Stored records
+++

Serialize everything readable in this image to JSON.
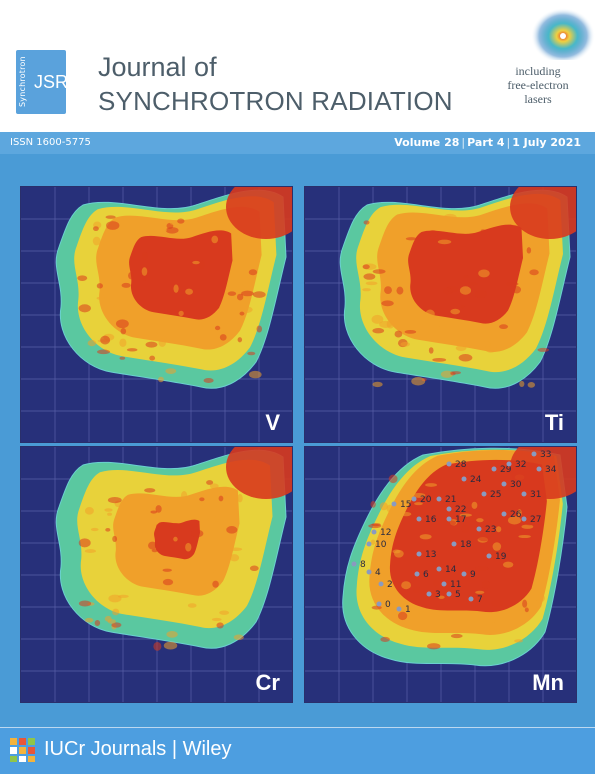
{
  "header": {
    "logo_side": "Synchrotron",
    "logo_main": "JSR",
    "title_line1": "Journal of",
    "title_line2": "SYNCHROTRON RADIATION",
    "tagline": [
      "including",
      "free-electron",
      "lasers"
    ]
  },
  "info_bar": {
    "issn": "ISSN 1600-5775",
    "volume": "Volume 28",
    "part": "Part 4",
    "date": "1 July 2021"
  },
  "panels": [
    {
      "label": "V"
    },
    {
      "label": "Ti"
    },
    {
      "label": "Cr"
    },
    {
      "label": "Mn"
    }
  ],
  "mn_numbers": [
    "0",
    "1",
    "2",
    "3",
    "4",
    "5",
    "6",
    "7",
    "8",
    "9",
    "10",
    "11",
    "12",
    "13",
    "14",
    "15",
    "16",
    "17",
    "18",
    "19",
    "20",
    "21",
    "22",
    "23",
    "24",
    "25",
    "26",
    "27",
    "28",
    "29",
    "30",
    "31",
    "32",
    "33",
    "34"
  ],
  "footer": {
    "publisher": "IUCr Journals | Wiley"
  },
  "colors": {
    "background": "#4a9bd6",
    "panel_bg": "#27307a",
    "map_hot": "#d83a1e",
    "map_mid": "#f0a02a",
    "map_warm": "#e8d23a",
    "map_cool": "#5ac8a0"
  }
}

+++

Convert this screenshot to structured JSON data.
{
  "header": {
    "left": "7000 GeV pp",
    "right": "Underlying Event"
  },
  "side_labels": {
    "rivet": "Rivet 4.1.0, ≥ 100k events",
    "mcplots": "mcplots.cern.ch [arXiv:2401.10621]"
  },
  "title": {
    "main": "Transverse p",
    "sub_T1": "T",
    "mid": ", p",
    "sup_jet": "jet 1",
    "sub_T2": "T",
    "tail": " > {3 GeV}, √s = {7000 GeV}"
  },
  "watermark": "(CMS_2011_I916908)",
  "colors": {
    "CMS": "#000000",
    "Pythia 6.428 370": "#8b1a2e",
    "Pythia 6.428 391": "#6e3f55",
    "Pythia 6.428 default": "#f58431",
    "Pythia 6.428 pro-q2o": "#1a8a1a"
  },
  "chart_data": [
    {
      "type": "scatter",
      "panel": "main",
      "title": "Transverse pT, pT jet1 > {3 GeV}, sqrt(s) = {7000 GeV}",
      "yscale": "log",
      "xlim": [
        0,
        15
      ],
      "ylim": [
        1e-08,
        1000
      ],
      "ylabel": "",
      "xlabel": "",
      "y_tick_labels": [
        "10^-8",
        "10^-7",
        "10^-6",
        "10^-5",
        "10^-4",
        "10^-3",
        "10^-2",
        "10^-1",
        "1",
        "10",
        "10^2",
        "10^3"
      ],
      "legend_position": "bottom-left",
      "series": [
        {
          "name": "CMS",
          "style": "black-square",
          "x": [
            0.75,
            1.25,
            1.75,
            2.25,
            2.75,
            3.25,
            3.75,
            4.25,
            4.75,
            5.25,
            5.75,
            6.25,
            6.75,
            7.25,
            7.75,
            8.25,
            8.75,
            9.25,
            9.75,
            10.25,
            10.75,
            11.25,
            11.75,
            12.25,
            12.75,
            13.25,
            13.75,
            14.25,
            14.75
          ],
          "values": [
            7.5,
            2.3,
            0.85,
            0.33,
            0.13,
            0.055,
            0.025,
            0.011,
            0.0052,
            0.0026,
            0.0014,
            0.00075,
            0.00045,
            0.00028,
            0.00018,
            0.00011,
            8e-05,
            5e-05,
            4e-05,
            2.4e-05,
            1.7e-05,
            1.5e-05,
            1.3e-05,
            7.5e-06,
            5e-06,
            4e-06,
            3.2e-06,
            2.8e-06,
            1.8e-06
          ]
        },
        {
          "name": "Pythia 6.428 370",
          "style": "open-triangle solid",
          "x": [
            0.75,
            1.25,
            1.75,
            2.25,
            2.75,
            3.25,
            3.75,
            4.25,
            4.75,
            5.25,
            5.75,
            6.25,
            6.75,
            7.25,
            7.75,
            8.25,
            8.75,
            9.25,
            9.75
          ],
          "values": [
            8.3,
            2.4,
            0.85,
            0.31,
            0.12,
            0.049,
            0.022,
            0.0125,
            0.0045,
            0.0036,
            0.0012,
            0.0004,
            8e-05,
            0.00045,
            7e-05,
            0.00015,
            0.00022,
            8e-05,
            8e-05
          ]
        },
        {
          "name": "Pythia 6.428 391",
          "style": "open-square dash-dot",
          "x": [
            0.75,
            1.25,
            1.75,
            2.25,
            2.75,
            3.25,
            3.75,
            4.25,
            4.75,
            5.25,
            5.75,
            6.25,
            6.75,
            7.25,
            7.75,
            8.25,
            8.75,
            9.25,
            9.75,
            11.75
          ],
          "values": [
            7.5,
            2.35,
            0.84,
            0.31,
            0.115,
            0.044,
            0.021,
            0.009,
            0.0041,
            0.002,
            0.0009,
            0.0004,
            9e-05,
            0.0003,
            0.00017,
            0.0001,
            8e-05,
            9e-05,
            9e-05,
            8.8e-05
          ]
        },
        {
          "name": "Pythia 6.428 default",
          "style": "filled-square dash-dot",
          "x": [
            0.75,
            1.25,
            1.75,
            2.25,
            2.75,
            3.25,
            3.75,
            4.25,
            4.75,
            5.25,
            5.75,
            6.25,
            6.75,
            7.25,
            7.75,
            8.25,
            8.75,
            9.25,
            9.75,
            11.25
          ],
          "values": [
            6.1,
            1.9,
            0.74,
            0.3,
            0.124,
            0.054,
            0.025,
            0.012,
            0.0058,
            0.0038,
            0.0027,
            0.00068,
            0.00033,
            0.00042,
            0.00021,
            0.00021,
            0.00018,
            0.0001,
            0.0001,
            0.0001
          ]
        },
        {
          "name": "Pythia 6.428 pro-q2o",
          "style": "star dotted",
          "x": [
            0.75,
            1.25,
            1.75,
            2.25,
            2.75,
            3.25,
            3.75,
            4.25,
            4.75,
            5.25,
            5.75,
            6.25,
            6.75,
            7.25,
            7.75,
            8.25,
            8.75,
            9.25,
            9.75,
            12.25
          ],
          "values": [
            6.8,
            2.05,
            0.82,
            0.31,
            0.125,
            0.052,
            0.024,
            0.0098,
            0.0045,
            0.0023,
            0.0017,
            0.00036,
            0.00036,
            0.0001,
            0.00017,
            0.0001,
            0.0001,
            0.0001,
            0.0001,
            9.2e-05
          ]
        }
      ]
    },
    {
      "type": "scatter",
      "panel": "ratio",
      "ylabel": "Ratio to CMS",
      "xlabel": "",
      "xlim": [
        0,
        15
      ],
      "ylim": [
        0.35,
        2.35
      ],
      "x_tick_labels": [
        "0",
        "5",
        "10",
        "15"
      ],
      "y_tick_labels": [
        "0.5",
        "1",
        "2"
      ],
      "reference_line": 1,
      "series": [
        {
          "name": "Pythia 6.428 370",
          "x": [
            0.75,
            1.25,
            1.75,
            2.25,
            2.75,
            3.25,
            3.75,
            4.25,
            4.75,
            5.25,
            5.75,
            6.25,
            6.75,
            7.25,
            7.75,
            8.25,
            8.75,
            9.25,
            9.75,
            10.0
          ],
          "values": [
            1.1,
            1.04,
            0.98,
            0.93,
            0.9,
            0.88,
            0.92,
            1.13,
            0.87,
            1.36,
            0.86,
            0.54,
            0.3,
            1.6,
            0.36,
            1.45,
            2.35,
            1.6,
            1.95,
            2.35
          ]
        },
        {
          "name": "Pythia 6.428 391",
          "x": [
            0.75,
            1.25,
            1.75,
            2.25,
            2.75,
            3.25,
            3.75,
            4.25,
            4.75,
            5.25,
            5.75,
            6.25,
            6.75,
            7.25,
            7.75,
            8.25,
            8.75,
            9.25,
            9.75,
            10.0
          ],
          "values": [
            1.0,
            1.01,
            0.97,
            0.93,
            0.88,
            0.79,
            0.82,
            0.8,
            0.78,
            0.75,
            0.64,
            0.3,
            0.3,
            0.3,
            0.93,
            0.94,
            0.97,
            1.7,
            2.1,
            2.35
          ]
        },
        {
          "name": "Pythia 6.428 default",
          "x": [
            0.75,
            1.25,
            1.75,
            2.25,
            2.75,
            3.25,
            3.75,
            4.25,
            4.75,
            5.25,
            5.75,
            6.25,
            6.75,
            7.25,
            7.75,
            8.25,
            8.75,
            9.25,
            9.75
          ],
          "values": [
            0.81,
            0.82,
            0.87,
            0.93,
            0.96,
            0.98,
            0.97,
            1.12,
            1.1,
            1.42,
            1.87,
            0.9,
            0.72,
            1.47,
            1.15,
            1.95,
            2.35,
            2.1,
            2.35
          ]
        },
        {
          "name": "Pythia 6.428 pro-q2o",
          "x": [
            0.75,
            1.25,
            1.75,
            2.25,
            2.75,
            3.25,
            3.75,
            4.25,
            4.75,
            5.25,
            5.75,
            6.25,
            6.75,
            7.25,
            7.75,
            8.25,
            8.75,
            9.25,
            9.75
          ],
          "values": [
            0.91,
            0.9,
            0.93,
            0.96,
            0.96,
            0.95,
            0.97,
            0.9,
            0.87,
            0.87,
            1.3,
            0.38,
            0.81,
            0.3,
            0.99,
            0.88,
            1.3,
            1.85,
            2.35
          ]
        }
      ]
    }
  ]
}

+++

### Description of the task:
Copy out each line in the preceding records that contains "this".

### The answer:
Serialize everything readable in this image to JSON.
Convert this screenshot to structured JSON data.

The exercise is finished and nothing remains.